TASK GOAL: List every line in this data where the string "exécution" occurs.

[Start]

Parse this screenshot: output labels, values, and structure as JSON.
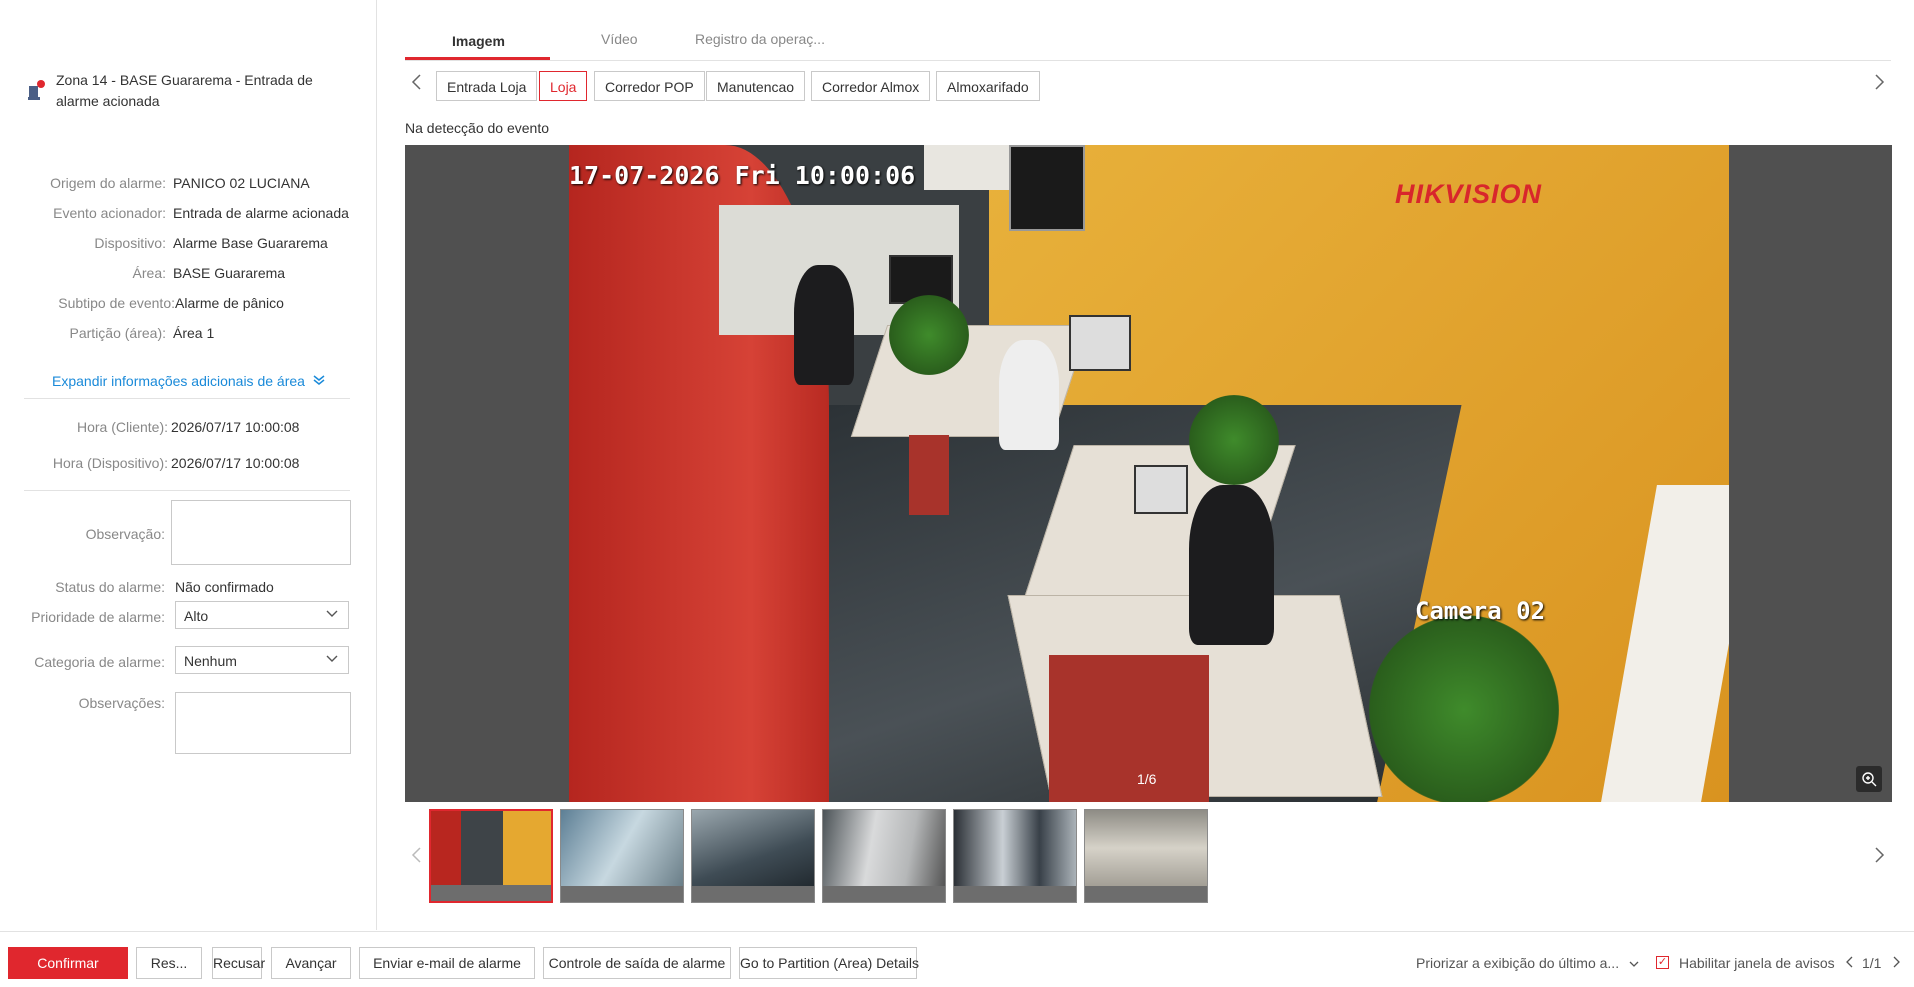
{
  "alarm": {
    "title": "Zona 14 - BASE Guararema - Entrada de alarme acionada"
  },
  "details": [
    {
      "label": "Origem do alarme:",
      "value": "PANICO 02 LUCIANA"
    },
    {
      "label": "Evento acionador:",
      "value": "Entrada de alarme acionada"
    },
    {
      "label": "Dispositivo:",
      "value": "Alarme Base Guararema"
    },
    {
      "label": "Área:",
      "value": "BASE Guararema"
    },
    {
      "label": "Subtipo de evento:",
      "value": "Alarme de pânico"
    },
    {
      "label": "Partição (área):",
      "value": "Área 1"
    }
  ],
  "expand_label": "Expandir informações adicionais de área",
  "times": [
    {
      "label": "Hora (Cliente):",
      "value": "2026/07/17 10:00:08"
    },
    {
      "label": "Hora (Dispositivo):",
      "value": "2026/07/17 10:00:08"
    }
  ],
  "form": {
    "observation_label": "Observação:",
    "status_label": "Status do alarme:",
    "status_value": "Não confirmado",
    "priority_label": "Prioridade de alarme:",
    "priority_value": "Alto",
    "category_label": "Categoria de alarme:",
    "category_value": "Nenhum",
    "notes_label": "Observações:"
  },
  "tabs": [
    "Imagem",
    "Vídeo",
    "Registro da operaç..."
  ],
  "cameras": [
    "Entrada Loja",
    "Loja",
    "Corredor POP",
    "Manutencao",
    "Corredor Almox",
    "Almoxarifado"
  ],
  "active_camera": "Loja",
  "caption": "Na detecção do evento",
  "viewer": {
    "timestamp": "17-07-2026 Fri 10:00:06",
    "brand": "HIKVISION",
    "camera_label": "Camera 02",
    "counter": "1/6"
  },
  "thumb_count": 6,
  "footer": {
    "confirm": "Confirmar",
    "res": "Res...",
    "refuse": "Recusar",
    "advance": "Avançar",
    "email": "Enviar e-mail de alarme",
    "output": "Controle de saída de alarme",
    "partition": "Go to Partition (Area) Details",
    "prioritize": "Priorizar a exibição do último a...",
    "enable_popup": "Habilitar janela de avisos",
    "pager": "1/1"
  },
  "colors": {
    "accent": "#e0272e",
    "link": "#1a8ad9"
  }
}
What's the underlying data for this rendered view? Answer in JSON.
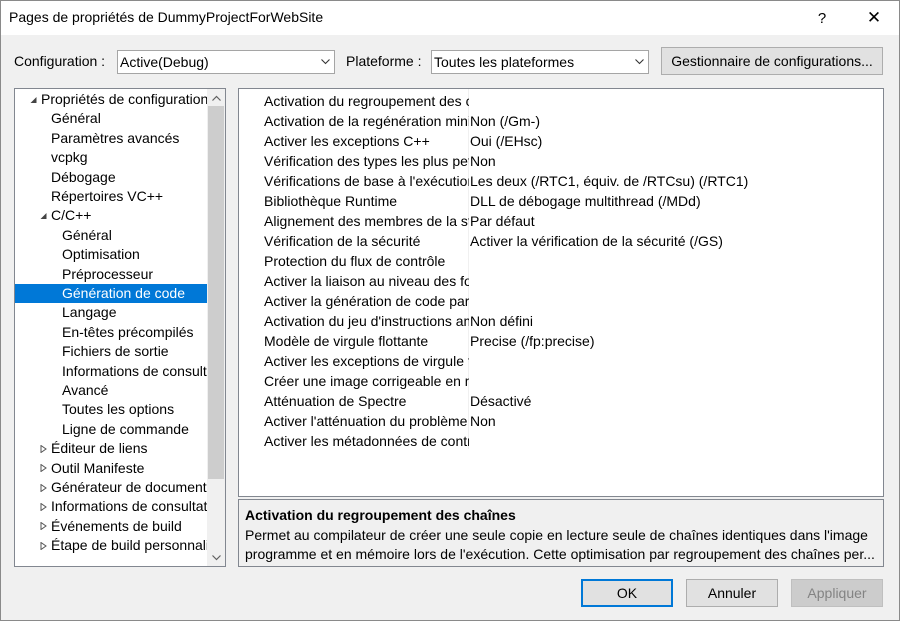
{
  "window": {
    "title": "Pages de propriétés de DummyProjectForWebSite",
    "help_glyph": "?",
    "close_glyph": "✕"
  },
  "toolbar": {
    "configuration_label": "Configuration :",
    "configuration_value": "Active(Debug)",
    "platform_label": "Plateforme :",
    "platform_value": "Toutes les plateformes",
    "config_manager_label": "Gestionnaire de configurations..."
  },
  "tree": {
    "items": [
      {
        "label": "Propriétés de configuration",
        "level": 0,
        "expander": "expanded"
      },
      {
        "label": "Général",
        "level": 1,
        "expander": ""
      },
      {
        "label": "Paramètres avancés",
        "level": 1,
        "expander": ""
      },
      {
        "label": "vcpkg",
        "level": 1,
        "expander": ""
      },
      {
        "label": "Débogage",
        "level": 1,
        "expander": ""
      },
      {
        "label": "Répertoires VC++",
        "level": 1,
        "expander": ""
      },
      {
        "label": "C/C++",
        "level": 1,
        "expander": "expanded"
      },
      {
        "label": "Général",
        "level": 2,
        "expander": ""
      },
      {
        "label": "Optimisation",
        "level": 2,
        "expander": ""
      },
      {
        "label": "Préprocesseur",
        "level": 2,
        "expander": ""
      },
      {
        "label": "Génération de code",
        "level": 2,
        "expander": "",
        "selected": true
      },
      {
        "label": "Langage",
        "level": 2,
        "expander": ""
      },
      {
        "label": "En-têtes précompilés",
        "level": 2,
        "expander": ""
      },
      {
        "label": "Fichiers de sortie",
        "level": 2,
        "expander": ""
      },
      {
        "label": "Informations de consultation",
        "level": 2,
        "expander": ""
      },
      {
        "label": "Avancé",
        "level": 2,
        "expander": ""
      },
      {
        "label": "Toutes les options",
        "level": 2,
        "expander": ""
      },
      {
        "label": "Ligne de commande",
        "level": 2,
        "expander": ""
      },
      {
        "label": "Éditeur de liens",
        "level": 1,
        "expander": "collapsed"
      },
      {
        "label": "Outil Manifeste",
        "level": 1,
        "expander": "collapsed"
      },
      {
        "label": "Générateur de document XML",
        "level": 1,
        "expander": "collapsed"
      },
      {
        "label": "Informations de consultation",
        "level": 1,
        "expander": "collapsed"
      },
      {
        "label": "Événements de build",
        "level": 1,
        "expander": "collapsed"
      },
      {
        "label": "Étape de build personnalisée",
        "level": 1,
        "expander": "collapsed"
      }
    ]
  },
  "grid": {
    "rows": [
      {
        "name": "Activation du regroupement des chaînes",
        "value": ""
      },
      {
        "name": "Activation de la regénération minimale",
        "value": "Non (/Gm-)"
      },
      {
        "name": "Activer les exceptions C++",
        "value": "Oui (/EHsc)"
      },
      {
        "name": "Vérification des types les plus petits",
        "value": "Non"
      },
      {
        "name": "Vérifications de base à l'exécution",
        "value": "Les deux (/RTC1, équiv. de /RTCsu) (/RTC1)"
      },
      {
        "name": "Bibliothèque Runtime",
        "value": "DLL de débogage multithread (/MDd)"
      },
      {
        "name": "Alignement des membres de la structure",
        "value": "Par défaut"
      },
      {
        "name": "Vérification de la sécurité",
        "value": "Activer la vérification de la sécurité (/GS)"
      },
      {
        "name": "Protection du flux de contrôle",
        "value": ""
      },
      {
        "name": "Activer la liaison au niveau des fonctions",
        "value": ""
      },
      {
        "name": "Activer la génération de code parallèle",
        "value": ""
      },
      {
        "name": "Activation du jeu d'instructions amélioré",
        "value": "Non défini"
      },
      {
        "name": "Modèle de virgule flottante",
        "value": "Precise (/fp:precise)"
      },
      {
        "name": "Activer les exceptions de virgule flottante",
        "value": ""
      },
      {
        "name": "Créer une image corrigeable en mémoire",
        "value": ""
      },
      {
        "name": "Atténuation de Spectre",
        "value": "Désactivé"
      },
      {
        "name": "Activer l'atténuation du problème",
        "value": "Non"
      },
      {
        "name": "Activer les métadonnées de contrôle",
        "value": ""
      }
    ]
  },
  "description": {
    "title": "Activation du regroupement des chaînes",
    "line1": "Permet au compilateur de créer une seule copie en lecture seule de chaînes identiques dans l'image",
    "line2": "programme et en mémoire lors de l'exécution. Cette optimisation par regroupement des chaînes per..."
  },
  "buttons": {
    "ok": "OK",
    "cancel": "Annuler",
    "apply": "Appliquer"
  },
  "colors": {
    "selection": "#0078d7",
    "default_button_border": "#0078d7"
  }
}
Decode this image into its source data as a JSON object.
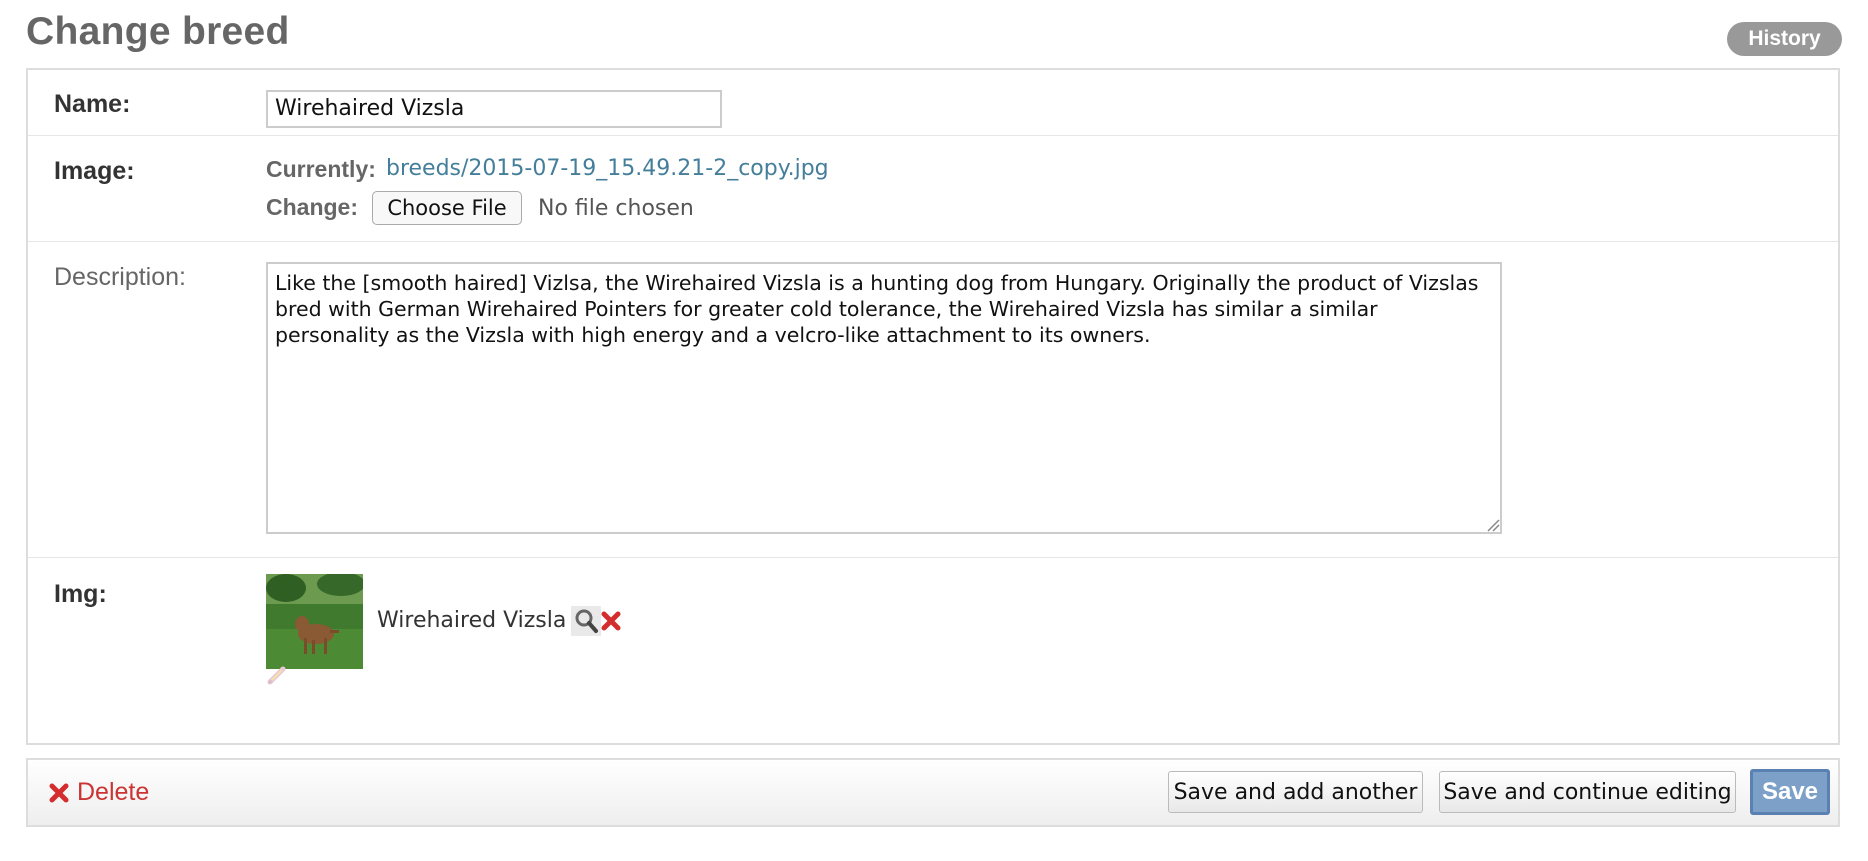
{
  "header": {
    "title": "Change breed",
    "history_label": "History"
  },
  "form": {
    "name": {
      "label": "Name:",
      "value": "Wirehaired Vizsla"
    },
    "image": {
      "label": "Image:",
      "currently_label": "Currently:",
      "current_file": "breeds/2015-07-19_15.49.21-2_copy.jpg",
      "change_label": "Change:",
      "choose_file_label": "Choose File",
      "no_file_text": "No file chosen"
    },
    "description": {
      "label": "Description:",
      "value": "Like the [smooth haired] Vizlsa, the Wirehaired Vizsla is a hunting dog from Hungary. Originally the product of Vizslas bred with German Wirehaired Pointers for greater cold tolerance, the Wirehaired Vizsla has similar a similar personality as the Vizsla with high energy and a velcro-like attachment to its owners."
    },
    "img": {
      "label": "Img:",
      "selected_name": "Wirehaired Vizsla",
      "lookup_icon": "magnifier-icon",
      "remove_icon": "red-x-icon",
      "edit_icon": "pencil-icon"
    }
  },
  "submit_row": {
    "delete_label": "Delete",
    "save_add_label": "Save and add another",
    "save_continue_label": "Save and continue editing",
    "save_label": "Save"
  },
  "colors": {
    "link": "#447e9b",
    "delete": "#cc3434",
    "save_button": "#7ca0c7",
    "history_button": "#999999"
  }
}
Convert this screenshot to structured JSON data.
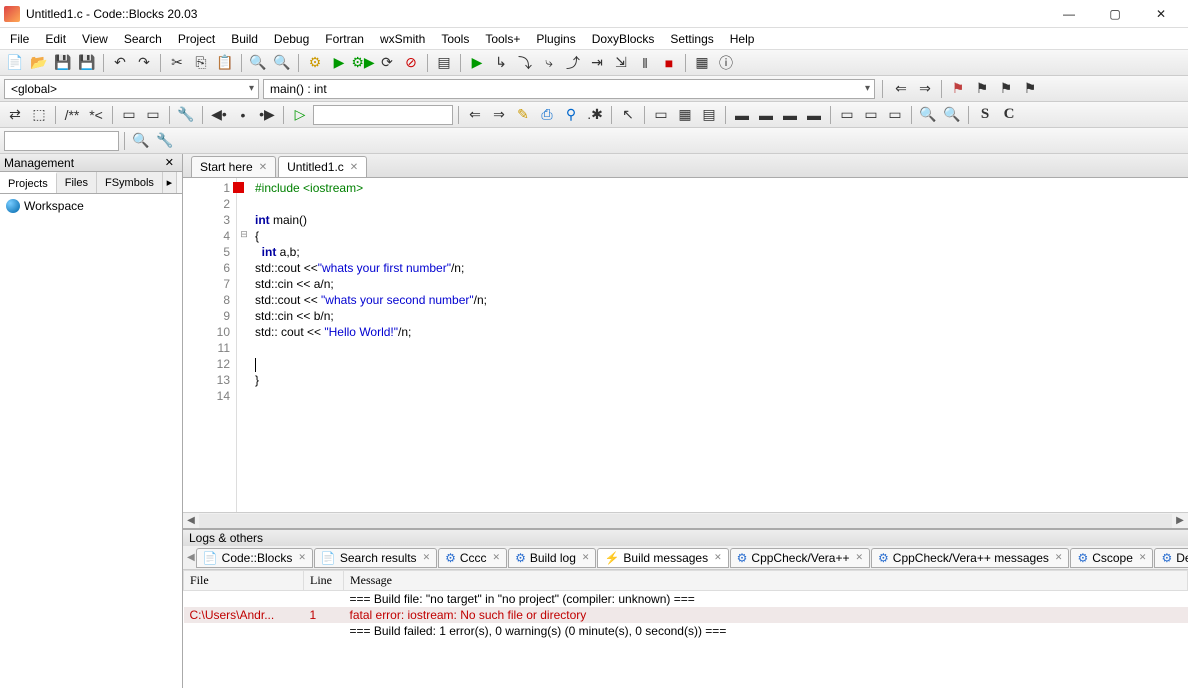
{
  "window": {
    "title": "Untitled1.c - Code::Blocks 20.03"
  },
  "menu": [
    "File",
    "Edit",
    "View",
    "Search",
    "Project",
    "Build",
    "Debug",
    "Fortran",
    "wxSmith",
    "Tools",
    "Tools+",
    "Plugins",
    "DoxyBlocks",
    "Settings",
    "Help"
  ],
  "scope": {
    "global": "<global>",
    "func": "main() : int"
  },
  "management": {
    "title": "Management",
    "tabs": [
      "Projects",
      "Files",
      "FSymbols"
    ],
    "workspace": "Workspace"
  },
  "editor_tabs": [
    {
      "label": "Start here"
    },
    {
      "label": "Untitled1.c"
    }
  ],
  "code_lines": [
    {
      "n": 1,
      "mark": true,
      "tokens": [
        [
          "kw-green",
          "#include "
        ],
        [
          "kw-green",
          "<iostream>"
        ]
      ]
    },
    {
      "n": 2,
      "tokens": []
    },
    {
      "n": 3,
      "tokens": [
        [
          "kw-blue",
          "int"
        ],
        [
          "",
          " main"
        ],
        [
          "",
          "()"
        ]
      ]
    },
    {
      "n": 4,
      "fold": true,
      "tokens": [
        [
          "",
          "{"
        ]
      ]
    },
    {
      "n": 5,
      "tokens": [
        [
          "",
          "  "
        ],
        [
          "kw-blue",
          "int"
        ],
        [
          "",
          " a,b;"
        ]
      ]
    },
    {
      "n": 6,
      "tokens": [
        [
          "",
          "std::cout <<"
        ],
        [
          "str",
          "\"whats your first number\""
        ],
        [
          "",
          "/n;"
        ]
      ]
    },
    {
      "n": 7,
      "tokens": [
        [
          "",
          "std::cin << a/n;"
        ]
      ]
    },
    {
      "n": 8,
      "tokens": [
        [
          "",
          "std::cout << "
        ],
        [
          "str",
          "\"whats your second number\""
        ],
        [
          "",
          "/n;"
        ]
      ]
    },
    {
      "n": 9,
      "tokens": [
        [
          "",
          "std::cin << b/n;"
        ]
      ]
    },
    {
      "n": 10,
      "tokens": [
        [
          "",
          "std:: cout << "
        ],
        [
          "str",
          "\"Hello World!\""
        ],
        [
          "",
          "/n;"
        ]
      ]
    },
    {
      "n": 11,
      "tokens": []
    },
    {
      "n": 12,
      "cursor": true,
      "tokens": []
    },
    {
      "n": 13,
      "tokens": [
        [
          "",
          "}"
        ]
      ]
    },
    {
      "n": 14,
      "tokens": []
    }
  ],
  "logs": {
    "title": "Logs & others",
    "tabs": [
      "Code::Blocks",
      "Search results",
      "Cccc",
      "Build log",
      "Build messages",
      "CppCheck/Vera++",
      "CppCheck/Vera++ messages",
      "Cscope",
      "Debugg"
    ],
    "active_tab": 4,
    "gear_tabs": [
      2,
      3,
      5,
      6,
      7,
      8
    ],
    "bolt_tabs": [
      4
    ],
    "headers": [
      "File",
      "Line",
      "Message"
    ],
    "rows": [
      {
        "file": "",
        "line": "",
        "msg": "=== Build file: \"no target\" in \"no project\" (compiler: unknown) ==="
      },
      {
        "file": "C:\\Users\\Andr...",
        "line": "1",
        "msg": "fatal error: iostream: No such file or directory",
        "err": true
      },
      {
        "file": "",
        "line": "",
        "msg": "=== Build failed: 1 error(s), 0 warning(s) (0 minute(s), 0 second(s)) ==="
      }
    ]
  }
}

[End]

RESPONSE TO THE TASK:
        "name": "Vérifications de base à l'exécution",
    "line2": "programme et en mémoire lors de l'exécution. Cette optimisation par regroupement des chaînes per..."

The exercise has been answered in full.